◆ **What to work on**
Keep only the lines of the listing that include the word "title", and copy them.

◆ **Given entries**
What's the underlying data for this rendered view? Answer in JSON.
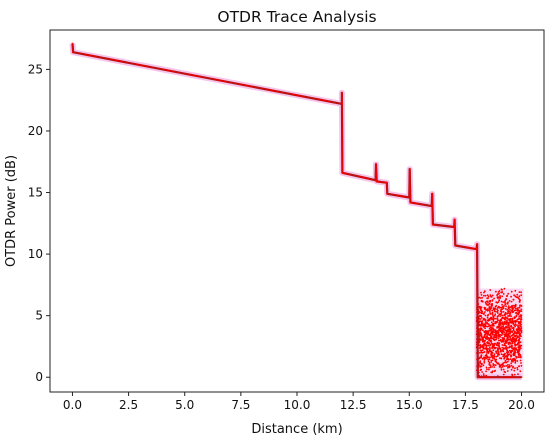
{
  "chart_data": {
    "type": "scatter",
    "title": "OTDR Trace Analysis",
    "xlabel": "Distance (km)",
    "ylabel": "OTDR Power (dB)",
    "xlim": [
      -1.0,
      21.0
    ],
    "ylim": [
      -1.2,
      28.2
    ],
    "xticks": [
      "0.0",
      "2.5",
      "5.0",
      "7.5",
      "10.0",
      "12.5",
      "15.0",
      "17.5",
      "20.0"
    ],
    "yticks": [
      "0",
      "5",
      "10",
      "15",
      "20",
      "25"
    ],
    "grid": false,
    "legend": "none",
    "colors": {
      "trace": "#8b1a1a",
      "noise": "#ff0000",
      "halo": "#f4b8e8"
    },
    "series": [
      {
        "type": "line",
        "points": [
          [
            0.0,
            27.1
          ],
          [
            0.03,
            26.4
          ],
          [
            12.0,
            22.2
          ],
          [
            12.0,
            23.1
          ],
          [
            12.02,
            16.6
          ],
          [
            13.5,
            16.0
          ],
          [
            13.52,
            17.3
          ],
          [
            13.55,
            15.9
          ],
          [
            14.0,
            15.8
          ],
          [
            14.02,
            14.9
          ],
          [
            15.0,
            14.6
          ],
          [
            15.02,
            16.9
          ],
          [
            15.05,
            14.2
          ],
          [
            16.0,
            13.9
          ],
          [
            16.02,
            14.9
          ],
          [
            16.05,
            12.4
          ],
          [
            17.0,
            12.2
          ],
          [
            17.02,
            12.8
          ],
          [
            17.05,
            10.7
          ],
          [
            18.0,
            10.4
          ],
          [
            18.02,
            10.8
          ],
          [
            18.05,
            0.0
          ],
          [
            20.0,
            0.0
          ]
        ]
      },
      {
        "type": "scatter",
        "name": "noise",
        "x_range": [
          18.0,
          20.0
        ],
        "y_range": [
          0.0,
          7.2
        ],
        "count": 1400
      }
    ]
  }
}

---

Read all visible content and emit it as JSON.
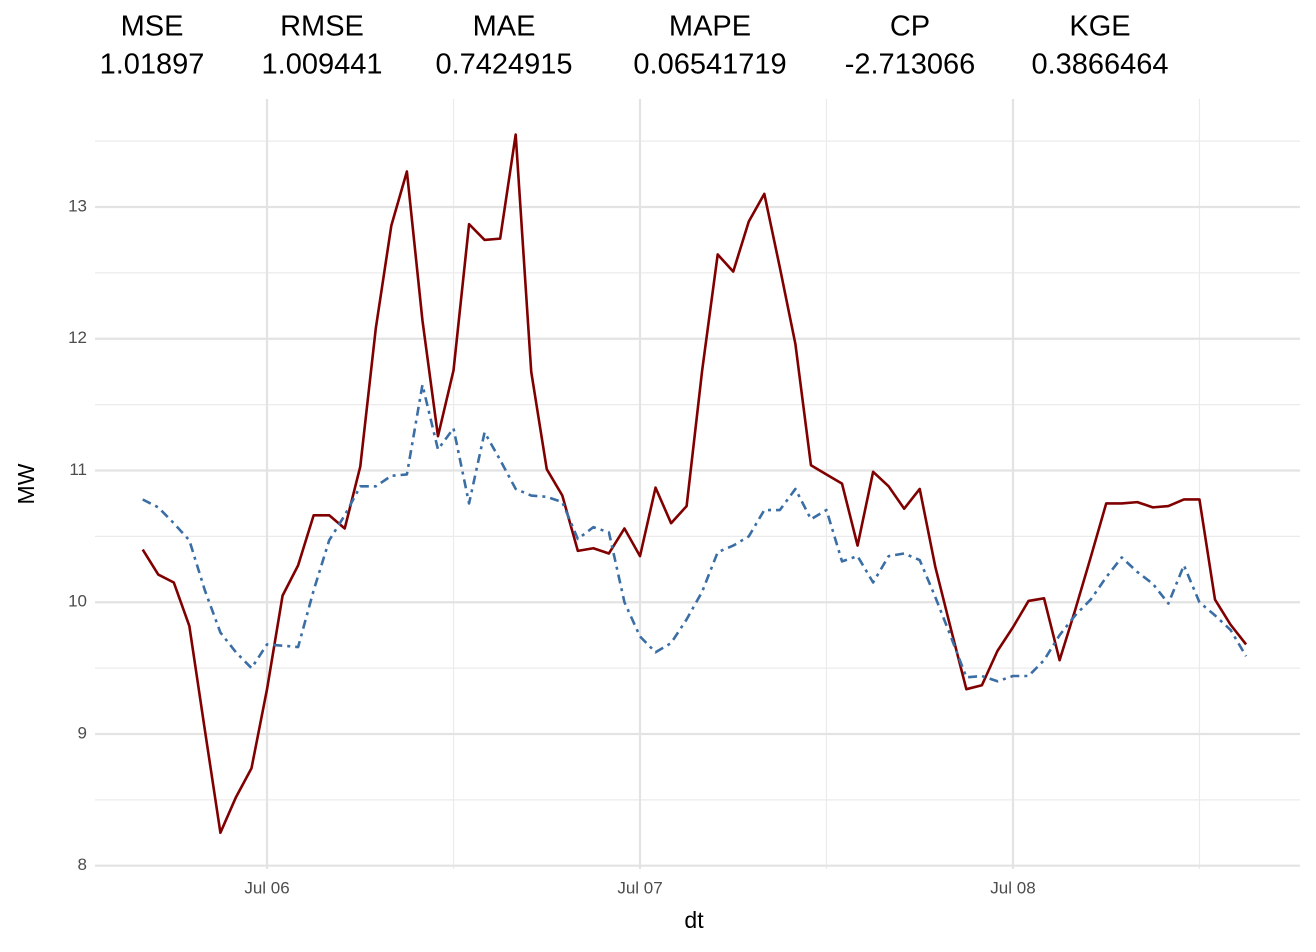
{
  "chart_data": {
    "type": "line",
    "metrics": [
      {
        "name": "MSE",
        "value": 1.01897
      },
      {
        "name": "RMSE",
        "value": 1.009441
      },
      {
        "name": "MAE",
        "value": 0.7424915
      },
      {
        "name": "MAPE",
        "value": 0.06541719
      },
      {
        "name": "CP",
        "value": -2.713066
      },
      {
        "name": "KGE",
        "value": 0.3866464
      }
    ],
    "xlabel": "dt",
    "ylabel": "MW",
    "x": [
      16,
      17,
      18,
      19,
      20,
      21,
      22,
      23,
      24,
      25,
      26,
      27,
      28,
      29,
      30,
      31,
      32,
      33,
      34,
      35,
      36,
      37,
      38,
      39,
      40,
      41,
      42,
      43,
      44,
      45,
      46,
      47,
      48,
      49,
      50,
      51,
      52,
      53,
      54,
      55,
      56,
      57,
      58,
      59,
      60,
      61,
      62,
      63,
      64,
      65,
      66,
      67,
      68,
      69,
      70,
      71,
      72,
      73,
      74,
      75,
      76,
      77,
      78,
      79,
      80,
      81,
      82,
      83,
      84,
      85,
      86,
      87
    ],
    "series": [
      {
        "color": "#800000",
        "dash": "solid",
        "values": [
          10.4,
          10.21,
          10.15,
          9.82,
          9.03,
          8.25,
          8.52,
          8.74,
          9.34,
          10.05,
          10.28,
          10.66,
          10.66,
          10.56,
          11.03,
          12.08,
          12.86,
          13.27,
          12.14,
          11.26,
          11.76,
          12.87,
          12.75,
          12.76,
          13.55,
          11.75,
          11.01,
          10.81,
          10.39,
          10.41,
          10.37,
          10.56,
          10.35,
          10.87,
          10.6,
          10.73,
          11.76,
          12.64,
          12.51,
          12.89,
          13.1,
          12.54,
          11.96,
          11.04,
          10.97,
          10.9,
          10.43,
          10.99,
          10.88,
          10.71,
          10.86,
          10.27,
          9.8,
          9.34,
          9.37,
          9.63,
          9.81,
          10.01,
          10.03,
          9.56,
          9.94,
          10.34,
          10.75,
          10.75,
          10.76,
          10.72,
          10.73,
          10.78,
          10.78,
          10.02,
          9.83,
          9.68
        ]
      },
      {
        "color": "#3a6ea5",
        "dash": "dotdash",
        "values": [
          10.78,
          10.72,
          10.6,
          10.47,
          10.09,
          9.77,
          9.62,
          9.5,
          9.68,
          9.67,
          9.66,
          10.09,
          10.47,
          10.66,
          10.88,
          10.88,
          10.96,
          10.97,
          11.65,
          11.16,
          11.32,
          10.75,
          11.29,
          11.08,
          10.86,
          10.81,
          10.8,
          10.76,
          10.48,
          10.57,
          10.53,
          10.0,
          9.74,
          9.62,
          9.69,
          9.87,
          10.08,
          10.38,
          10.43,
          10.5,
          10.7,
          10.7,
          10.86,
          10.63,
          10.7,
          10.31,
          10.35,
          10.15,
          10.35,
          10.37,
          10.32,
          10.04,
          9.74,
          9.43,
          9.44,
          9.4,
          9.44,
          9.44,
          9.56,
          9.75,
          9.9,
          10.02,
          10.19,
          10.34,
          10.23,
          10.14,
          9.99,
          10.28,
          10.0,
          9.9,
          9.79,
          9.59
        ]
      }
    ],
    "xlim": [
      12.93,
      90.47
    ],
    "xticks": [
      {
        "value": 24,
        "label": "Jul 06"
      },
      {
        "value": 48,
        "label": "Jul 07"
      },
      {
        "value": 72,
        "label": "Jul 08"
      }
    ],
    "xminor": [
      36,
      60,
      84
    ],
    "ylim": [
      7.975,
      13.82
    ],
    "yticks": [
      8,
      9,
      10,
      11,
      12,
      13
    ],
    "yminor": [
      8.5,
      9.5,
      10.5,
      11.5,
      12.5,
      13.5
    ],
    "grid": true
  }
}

---

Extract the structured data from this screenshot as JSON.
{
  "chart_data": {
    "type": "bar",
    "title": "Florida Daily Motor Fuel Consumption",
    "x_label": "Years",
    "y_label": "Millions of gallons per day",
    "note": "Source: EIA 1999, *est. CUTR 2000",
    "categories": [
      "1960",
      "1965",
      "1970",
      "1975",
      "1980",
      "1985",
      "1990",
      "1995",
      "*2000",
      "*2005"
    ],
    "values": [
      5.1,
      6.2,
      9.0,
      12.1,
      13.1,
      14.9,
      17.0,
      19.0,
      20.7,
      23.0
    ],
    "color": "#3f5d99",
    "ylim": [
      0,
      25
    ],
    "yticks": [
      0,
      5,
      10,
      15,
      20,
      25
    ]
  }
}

◆ **Answer**
    "title": "OTDR Trace Analysis",
    "title": "Florida Daily Motor Fuel Consumption",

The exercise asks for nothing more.